• WORK ITEM A
Duplicate the part of the Mondavi winery article starting with "A sign of the" and going on through "Brands and Gallo.".
• WORK ITEM B
In the Mondavi winery article, whom did the board choose as its new chairman?
• WORK ITEM C
Can you take the article about the Mondavi winery split further, picking up after its last sentence?
::: SOURCE TEXT :::
A sign of the futureThe company declined a request for additional details, but this Solomonic split has been a long time in coming. Relations have grown increasingly tumultuous among the Mondavi clan. After years of fighting between Robert's sons Michael and Timothy, Michael was ousted in January from his post as chairman and his other son, Timothy, was demoted to "winegrower" and then took a hiatus from the business. 

For its new chairman, the board chose an outsider, Ted Hall, lending weight to longtime speculation that Mondavi might turn fully corporate and streamline itself to compete with competitors like Constellation Brands and Gallo.

The split may signal the industry's future, but it is hardly the first time that corporate interests have trumped family pride in the wine business. At 11 million cases a year, Beringer Blass little resembles the winery started by the Beringer brothers in 1876.

"They're responding to what's happening in the marketplace," says wine consultant Robert Nicholson of International Wine Associates. "It's not dissimilar to most other ... consumer goods businesses."

But it's hard to see how Robert Mondavi himself is comfortable with the mass-market brand that now bears his name. Though the Woodbridge value brand is now marketed on its own, with Mondavi's name in faint ink, that name still packs a marketing punch.

Perhaps the Mondavi family will walk away from the lifestyle portion of the business and focus on fine wines. The only problem, according to D.A. Davidson & Co. analyst Tim Ramey, is that the luxury end of Mondavi's business — while high-profile — is perhaps 10 percent of total revenues.

"It strikes me that a $51 million division is not a very big business," he says.
::: PROVIDED INFORMATION :::
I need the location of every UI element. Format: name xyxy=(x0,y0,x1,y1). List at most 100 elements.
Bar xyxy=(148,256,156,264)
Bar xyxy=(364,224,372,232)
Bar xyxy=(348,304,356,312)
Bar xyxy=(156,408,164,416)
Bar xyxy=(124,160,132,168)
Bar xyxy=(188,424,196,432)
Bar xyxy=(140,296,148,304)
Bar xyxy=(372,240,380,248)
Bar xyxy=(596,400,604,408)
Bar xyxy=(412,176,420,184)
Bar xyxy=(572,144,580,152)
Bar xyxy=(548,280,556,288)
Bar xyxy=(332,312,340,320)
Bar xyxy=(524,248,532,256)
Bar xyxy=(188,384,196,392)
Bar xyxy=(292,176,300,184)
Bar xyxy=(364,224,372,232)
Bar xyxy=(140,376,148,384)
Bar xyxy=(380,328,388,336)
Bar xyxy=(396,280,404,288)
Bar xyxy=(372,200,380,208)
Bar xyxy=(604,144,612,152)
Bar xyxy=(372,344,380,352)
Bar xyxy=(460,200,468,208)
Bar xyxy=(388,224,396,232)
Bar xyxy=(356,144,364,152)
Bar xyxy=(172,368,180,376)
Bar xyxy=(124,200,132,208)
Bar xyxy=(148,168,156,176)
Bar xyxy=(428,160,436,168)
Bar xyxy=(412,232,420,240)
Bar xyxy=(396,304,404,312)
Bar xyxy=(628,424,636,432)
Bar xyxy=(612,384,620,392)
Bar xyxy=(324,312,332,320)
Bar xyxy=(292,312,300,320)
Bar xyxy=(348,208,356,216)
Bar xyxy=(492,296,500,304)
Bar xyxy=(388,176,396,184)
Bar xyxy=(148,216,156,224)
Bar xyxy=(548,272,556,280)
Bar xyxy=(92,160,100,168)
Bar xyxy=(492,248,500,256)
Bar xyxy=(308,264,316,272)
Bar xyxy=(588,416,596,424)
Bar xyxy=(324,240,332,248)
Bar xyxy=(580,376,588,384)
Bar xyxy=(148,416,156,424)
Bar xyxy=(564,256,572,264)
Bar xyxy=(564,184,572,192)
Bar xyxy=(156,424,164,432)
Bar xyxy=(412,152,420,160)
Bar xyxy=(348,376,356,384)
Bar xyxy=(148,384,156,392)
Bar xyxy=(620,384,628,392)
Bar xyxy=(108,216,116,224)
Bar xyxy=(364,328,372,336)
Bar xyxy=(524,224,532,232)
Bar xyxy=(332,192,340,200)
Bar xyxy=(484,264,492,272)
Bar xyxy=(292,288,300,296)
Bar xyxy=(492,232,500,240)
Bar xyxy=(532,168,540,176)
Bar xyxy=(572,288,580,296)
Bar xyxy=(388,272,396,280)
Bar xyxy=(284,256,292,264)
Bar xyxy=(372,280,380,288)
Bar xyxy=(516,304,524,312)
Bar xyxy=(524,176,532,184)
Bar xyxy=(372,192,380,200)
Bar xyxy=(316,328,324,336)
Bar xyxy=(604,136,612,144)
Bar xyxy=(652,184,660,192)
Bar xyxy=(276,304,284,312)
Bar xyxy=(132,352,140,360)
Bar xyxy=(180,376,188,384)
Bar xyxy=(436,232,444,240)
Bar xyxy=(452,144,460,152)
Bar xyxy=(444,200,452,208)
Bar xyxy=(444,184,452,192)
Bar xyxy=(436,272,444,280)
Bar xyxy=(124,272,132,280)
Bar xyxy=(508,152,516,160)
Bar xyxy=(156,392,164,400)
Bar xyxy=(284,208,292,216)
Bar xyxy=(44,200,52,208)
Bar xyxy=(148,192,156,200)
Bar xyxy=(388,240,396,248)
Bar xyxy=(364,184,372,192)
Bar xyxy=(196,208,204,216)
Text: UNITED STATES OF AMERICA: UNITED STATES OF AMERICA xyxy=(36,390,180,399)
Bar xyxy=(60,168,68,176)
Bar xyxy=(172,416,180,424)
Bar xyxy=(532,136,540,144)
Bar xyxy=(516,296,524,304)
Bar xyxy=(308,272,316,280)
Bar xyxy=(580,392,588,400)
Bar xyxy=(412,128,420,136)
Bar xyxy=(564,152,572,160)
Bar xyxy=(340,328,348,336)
:::
• FINAL ANSWER A
A sign of the futureThe company declined a request for additional details, but this Solomonic split has been a long time in coming. Relations have grown increasingly tumultuous among the Mondavi clan. After years of fighting between Robert's sons Michael and Timothy, Michael was ousted in January from his post as chairman and his other son, Timothy, was demoted to "winegrower" and then took a hiatus from the business. 

For its new chairman, the board chose an outsider, Ted Hall, lending weight to longtime speculation that Mondavi might turn fully corporate and streamline itself to compete with competitors like Constellation Brands and Gallo.

• FINAL ANSWER B
Ted Hall, an outsider.

• FINAL ANSWER C
Lifestyle drinkersThe Mondavis seem committed to luxury wines, and obviously have the cash and the clout to run a niche business, but the winery they built may be headed the other way.

While lots of money is spent, and lots of words written, about luxury wines, the average U.S. wine drinker is choosing from the supermarket shelf. The real money is in corporate winemaking, which less resembles artisans standing over their barrels than huge vats full of scientifically engineered, mass-produced wine sold as a commodity, like so much Coca-Cola.

It's nearly impossible to sell these two types of wine the same way. Lifestyle wine is all about bulk sales, which may be why Mondavi's chief marketer will head up the lifestyle division.  It requires a different mindset and skill set to sell bottles of Mondavi's $40 Oakville Cabernet to top sommeliers than to persuade Safeway to stock Woodbridge in an end-of-aisle display.

Mondavi's cheap labels have been overshadowed by even cheaper competitors, though things may be looking up. The California grape glut that led to the proliferation of Charles Shaw (aka, "Two-Buck Chuck") has tapered off, which means the real competition is going to be in the $6 to $10 range against upstarts like Australia's Yellow Tail.

"Somebody had to lose to make Two-Buck Chuck in that the winegrower had to sell their product at a massive loss," Ramey said. "That business model never was longterm viable."

Holding on to luxuryStill, corporations can successfully manage luxury brands. Franciscan Estates, now owned by Constellation, sells plenty of $35 Cuvee Sauvage chardonnay.

Perhaps the Mondavi winery can finesse both halves of the business, and explain to customers who associate its name with $40 wines why it's not a diminishment of the brand to have lots of $10 Mondavi Private Selection on the shelf."They make the best jug wine and they make the best fine wine," says Fred Rosen of Sam's Wine & Spirits in Chicago, who has retailed Mondavi wines for decades. "As long as we get opportunity to buy the good stuff from their different departments, we really have no problem."

Whatever the outcome, and whatever the Mondavi family's role in it, Robert Mondavi's dream of an America of wine drinkers has been largely realized.

What remains in the balance, as the Mondavi winery struggles to revive a largely flat revenue stream, is the fate of the top-notch wines that Mondavi prided himself on creating as a symbol of the potential of American winemaking.